“Ai, não fala em Cecília Meireles, não, que nem durmo!” – Por: Fátima Oliveira

Hoje é aniversário de minha filha Lívia, mãe de Clarinha – que fez 4 anos em 30 de dezembro passado. Por aniversariar em janeiro, mês de férias, passamos pouquíssimos aniversários dela juntas; hoje é um deles.

Por Fátima Oliveira

É dia de dizer versos de Cecília Meireles, que tanto alumbravam Lívia quando criança, “a quem, certa noite, quando pedimos que lesse uma poesia de seu livro ‘Ou Isto ou Aquilo’, que ganhou de sua professora Márlia, no segundo ano do Pandiá Calógeras, disse: ‘Ai, não fala em Cecília Meireles, não, que nem durmo!’. Mas emendou: ‘Quem me compra um jardim/com flores?/ Borboletas de muitas/cores,/lavadeiras e passarinhos,/ovos verdes e azuis/ nos ninhos?’… (“Leilão de Jardim”, Cecília Meireles)”. (“Cuidando dos encantadores ‘peu-peus’ da Clarinha…”, O TEMPO, 6.3.2012).

Ela ainda guarda o livro “Ou Isto ou Aquilo”! Durante anos, visitava regularmente a “tia Márlia”, quase nossa vizinha, que morava na avenida Prudente de Moraes e que era tutora das leituras da Lívia e a ensinou a apreciar poesia. Era uma professora carinhosa e de excepcionais qualidades humanas.
Impossível relembrar Lívia criança sem a presença da professora Márlia Mesquita de Moraes, que, aos 56 anos, em 12 de fevereiro de 2001, foi assassinada em frente ao shopping Diamond Mall, com três tiros, pelo ex-marido, com quem foi casada por 39 anos, o empresário dos setores de armarinhos e informática Moacir Ribeiro de Moraes, à época com 63 anos. Os filhos do casal declararam que ele ameaçava Márlia de morte porque, em processo de separação litigiosa, não aceitava dividir os bens do casal – entre eles, veículos importados e imóveis!

Quando Márlia foi assassinada, Lívia não estava em BH; e eu, de plantão no dia do assassinato e no do enterro, não consegui despedir-me de uma pessoa que tanto carinho deu à minha filha desde que foi sua aluna, no final da década de 1980.

O assassinato de Márlia Mesquita de Moraes é um caso exemplar de femicídio impune a zombar da vida das mulheres, pois o assassino, capturado poucos dias após o crime, ficou detido no Ceresp da Gameleira, mas obteve prisão domiciliar alegando câncer de próstata. “Sem comprovar a doença, foi preso na penitenciária Dutra Ladeira, mas conseguiu outro habeas corpus para responder ao processo em liberdade. O empresário ficou dois anos preso e outros quatro livre”, até ser julgado pelo 2º Tribunal do Júri do Fórum Lafayette, em 6 de fevereiro de 2006, quando foi condenado por homicídio qualificado a apenas 14 anos de prisão; todavia, permaneceu em liberdade, aguardando o julgamento de um “recurso”.

*MATERIAL FORNECIDO*
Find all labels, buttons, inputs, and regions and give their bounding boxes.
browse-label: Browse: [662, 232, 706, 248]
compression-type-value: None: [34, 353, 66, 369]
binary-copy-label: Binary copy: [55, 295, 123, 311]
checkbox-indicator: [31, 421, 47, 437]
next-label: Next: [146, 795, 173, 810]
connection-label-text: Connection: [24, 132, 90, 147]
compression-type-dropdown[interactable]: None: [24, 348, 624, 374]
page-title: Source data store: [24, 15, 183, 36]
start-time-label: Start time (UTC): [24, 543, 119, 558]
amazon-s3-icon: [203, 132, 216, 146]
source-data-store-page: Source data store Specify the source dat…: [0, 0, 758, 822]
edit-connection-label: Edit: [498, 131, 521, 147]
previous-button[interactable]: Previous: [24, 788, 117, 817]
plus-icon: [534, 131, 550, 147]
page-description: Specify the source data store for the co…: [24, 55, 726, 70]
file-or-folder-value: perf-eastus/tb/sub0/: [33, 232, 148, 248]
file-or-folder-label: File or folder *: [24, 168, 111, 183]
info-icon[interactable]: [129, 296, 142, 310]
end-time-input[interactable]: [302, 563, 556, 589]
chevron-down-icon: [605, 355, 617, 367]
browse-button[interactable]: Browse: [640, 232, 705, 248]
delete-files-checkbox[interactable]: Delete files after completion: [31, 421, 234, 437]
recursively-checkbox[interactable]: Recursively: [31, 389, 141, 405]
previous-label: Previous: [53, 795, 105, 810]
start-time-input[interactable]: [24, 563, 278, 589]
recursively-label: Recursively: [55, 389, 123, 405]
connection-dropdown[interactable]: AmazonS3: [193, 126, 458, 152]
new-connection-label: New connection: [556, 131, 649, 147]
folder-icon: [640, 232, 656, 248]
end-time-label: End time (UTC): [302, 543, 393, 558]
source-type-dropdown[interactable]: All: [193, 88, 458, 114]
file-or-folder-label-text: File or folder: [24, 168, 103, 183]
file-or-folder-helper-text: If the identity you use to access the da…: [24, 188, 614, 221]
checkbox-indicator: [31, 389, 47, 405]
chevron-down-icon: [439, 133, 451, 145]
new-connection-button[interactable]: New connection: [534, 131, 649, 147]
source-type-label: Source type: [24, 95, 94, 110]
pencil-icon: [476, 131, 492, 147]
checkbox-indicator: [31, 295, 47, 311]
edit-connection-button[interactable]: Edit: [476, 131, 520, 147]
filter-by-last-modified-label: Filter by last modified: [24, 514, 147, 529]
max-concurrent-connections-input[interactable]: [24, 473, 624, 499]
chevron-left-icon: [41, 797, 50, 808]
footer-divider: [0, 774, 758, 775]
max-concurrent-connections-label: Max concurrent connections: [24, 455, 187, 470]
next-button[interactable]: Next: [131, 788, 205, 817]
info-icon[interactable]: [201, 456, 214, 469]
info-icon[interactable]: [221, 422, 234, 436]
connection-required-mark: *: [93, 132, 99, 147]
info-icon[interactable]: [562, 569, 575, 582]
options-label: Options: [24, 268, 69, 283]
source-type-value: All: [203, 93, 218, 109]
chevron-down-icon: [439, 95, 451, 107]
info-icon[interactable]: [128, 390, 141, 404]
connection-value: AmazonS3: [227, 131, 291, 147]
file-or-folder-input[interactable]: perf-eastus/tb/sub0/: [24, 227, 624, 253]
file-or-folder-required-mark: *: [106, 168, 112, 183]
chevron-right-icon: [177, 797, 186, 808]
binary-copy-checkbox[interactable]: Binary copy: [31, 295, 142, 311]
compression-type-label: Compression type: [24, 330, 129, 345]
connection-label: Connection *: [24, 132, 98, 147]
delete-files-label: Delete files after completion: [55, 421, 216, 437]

*TAREFAS OBRIGATÓRIAS*
**a.** Traduza para o inglês esta frase do texto fornecido: “Era uma professora carinhosa e de excepcionais qualidades humanas.”
**b.** Imprima sem alterações o trecho do texto fornecido que vai de “Por Fátima Oliveira” até “excepcionais qualidades humanas.”, inclusive.

*RESULTADOS DO EXERCÍCIO*
**a.** She was an affectionate teacher with exceptional human qualities.

**b.**
Por Fátima Oliveira

É dia de dizer versos de Cecília Meireles, que tanto alumbravam Lívia quando criança, “a quem, certa noite, quando pedimos que lesse uma poesia de seu livro ‘Ou Isto ou Aquilo’, que ganhou de sua professora Márlia, no segundo ano do Pandiá Calógeras, disse: ‘Ai, não fala em Cecília Meireles, não, que nem durmo!’. Mas emendou: ‘Quem me compra um jardim/com flores?/ Borboletas de muitas/cores,/lavadeiras e passarinhos,/ovos verdes e azuis/ nos ninhos?’… (“Leilão de Jardim”, Cecília Meireles)”. (“Cuidando dos encantadores ‘peu-peus’ da Clarinha…”, O TEMPO, 6.3.2012).

Ela ainda guarda o livro “Ou Isto ou Aquilo”! Durante anos, visitava regularmente a “tia Márlia”, quase nossa vizinha, que morava na avenida Prudente de Moraes e que era tutora das leituras da Lívia e a ensinou a apreciar poesia. Era uma professora carinhosa e de excepcionais qualidades humanas.